* _Goal of the exercise_
Reproduce all of the data exactly.

# # #

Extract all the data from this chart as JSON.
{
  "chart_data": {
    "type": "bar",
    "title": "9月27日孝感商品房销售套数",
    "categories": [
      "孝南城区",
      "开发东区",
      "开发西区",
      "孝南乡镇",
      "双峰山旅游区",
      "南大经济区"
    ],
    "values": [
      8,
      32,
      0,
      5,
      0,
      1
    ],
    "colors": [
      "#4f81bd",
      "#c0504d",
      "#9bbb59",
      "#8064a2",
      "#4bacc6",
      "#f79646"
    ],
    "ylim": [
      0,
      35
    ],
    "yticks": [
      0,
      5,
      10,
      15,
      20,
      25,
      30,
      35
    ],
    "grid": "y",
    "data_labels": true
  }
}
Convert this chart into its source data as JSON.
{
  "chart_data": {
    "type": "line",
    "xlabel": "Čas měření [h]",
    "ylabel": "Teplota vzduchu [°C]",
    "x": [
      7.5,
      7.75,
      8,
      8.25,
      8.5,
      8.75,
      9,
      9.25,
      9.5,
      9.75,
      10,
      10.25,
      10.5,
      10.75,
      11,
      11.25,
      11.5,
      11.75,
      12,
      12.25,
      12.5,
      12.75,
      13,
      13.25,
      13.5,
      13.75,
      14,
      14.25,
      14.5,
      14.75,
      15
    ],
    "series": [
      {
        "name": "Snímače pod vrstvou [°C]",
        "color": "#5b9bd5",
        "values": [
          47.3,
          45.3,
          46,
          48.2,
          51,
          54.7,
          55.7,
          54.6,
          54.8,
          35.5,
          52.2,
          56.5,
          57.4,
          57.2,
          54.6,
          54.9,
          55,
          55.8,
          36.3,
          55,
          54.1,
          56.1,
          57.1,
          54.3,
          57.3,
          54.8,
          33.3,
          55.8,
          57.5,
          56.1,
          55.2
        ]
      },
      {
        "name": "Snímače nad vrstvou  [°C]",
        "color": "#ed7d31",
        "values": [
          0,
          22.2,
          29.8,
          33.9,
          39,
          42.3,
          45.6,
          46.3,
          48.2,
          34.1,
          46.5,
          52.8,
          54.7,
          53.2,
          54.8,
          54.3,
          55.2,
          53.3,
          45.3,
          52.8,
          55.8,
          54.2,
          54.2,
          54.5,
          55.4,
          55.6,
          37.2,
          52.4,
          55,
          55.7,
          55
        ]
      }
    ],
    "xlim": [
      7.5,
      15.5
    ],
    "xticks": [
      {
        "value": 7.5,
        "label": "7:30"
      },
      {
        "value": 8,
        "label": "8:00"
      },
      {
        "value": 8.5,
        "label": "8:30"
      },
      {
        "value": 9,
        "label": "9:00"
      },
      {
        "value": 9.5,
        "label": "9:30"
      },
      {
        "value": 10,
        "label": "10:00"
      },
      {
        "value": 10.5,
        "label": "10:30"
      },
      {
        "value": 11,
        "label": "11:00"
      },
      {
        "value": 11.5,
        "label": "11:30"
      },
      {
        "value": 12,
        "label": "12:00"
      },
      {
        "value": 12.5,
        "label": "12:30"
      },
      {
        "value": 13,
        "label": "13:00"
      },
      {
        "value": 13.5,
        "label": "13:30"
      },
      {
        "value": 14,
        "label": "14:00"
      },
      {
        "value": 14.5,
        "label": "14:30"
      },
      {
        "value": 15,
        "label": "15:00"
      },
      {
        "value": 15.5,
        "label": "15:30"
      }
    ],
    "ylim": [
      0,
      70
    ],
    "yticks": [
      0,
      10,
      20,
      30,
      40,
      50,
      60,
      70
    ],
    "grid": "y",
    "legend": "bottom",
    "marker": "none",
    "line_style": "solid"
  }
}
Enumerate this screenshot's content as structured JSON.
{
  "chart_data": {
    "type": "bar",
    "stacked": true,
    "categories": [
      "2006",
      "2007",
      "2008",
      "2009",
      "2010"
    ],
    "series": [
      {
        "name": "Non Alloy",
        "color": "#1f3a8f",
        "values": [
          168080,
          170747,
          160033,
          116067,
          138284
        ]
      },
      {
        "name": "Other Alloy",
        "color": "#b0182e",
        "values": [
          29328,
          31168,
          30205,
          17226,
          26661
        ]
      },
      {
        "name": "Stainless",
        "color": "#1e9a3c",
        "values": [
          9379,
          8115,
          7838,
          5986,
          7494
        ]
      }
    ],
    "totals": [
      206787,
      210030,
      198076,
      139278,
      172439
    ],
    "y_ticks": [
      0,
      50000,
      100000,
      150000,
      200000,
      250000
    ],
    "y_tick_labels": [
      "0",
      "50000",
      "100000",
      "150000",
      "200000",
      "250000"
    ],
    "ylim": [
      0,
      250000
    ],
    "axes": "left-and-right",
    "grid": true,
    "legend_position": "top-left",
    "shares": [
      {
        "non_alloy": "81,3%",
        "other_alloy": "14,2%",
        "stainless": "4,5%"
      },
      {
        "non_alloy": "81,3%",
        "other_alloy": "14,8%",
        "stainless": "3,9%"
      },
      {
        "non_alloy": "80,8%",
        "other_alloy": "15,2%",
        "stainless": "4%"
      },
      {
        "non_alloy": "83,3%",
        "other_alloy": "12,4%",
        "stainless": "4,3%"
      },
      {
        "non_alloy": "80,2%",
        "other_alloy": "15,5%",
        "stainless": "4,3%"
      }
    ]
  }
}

# # #

* _Response_
Extract all the data from this chart as JSON.
{
  "chart_data": {
    "type": "bar",
    "title": "9月27日孝感商品房销售套数",
    "categories": [
      "孝南城区",
      "开发东区",
      "开发西区",
      "孝南乡镇",
      "双峰山旅游区",
      "南大经济区"
    ],
    "values": [
      8,
      32,
      0,
      5,
      0,
      1
    ],
    "colors": [
      "#4f81bd",
      "#c0504d",
      "#9bbb59",
      "#8064a2",
      "#4bacc6",
      "#f79646"
    ],
    "ylim": [
      0,
      35
    ],
    "yticks": [
      0,
      5,
      10,
      15,
      20,
      25,
      30,
      35
    ],
    "grid": "y",
    "data_labels": true
  }
}
Convert this chart into its source data as JSON.
{
  "chart_data": {
    "type": "line",
    "xlabel": "Čas měření [h]",
    "ylabel": "Teplota vzduchu [°C]",
    "x": [
      7.5,
      7.75,
      8,
      8.25,
      8.5,
      8.75,
      9,
      9.25,
      9.5,
      9.75,
      10,
      10.25,
      10.5,
      10.75,
      11,
      11.25,
      11.5,
      11.75,
      12,
      12.25,
      12.5,
      12.75,
      13,
      13.25,
      13.5,
      13.75,
      14,
      14.25,
      14.5,
      14.75,
      15
    ],
    "series": [
      {
        "name": "Snímače pod vrstvou [°C]",
        "color": "#5b9bd5",
        "values": [
          47.3,
          45.3,
          46,
          48.2,
          51,
          54.7,
          55.7,
          54.6,
          54.8,
          35.5,
          52.2,
          56.5,
          57.4,
          57.2,
          54.6,
          54.9,
          55,
          55.8,
          36.3,
          55,
          54.1,
          56.1,
          57.1,
          54.3,
          57.3,
          54.8,
          33.3,
          55.8,
          57.5,
          56.1,
          55.2
        ]
      },
      {
        "name": "Snímače nad vrstvou  [°C]",
        "color": "#ed7d31",
        "values": [
          0,
          22.2,
          29.8,
          33.9,
          39,
          42.3,
          45.6,
          46.3,
          48.2,
          34.1,
          46.5,
          52.8,
          54.7,
          53.2,
          54.8,
          54.3,
          55.2,
          53.3,
          45.3,
          52.8,
          55.8,
          54.2,
          54.2,
          54.5,
          55.4,
          55.6,
          37.2,
          52.4,
          55,
          55.7,
          55
        ]
      }
    ],
    "xlim": [
      7.5,
      15.5
    ],
    "xticks": [
      {
        "value": 7.5,
        "label": "7:30"
      },
      {
        "value": 8,
        "label": "8:00"
      },
      {
        "value": 8.5,
        "label": "8:30"
      },
      {
        "value": 9,
        "label": "9:00"
      },
      {
        "value": 9.5,
        "label": "9:30"
      },
      {
        "value": 10,
        "label": "10:00"
      },
      {
        "value": 10.5,
        "label": "10:30"
      },
      {
        "value": 11,
        "label": "11:00"
      },
      {
        "value": 11.5,
        "label": "11:30"
      },
      {
        "value": 12,
        "label": "12:00"
      },
      {
        "value": 12.5,
        "label": "12:30"
      },
      {
        "value": 13,
        "label": "13:00"
      },
      {
        "value": 13.5,
        "label": "13:30"
      },
      {
        "value": 14,
        "label": "14:00"
      },
      {
        "value": 14.5,
        "label": "14:30"
      },
      {
        "value": 15,
        "label": "15:00"
      },
      {
        "value": 15.5,
        "label": "15:30"
      }
    ],
    "ylim": [
      0,
      70
    ],
    "yticks": [
      0,
      10,
      20,
      30,
      40,
      50,
      60,
      70
    ],
    "grid": "y",
    "legend": "bottom",
    "marker": "none",
    "line_style": "solid"
  }
}
Enumerate this screenshot's content as structured JSON.
{
  "chart_data": {
    "type": "bar",
    "stacked": true,
    "categories": [
      "2006",
      "2007",
      "2008",
      "2009",
      "2010"
    ],
    "series": [
      {
        "name": "Non Alloy",
        "color": "#1f3a8f",
        "values": [
          168080,
          170747,
          160033,
          116067,
          138284
        ]
      },
      {
        "name": "Other Alloy",
        "color": "#b0182e",
        "values": [
          29328,
          31168,
          30205,
          17226,
          26661
        ]
      },
      {
        "name": "Stainless",
        "color": "#1e9a3c",
        "values": [
          9379,
          8115,
          7838,
          5986,
          7494
        ]
      }
    ],
    "totals": [
      206787,
      210030,
      198076,
      139278,
      172439
    ],
    "y_ticks": [
      0,
      50000,
      100000,
      150000,
      200000,
      250000
    ],
    "y_tick_labels": [
      "0",
      "50000",
      "100000",
      "150000",
      "200000",
      "250000"
    ],
    "ylim": [
      0,
      250000
    ],
    "axes": "left-and-right",
    "grid": true,
    "legend_position": "top-left",
    "shares": [
      {
        "non_alloy": "81,3%",
        "other_alloy": "14,2%",
        "stainless": "4,5%"
      },
      {
        "non_alloy": "81,3%",
        "other_alloy": "14,8%",
        "stainless": "3,9%"
      },
      {
        "non_alloy": "80,8%",
        "other_alloy": "15,2%",
        "stainless": "4%"
      },
      {
        "non_alloy": "83,3%",
        "other_alloy": "12,4%",
        "stainless": "4,3%"
      },
      {
        "non_alloy": "80,2%",
        "other_alloy": "15,5%",
        "stainless": "4,3%"
      }
    ]
  }
}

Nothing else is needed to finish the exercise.